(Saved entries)
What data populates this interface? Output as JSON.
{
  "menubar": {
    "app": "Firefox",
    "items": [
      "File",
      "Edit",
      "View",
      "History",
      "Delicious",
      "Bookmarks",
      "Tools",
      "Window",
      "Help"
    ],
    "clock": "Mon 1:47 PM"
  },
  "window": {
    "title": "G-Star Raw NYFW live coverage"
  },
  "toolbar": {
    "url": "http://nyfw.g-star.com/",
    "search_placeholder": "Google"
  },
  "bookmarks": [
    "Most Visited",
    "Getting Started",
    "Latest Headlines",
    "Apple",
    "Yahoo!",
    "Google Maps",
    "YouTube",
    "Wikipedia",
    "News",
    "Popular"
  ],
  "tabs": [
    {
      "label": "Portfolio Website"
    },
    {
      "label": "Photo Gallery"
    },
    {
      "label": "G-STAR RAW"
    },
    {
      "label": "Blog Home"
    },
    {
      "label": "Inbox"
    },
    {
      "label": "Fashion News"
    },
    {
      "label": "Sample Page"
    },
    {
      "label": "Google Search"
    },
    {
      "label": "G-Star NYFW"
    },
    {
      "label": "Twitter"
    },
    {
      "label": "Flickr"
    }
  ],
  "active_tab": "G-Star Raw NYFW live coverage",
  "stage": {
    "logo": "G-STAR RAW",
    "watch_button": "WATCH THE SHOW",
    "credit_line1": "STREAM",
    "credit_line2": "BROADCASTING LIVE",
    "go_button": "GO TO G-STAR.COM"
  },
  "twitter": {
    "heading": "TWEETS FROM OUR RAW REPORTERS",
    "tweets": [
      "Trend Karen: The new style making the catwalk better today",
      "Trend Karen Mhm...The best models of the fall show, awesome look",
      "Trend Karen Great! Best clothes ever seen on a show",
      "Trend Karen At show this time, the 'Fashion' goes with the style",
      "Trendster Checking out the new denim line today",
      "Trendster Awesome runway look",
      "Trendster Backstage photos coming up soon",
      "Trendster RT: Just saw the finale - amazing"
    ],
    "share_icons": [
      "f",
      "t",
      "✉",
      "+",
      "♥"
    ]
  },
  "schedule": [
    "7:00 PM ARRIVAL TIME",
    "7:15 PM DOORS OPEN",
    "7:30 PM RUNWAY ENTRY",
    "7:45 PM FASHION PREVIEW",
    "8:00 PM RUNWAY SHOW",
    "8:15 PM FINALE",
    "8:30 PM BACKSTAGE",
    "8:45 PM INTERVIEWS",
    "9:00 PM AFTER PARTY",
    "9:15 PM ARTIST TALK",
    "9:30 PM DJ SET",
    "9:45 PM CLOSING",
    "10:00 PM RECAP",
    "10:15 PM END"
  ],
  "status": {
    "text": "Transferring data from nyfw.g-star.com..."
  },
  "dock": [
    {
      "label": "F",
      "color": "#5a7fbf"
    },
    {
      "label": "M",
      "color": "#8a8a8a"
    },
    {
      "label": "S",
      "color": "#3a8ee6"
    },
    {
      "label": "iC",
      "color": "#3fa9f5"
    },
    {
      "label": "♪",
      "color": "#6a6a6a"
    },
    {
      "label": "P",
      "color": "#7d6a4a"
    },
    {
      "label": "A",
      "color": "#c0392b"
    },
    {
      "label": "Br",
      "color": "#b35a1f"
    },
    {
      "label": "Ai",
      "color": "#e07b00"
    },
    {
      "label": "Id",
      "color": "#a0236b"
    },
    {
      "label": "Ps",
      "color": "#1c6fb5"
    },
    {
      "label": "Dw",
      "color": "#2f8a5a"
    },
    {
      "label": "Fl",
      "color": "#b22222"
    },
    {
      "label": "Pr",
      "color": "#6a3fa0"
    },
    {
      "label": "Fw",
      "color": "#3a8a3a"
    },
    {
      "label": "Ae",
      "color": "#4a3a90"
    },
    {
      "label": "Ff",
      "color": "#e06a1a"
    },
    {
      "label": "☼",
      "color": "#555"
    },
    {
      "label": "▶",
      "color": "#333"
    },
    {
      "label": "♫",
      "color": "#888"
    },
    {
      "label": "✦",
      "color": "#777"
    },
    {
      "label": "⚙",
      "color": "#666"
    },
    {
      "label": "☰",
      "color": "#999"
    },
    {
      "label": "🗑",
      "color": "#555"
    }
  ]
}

• **TASK PROMPT**
Return all lines of the material above in which the word "Trendster" occurs.

• **REPLY TO THE TASK**
      "Trendster Checking out the new denim line today",
      "Trendster Awesome runway look",
      "Trendster Backstage photos coming up soon",
      "Trendster RT: Just saw the finale - amazing"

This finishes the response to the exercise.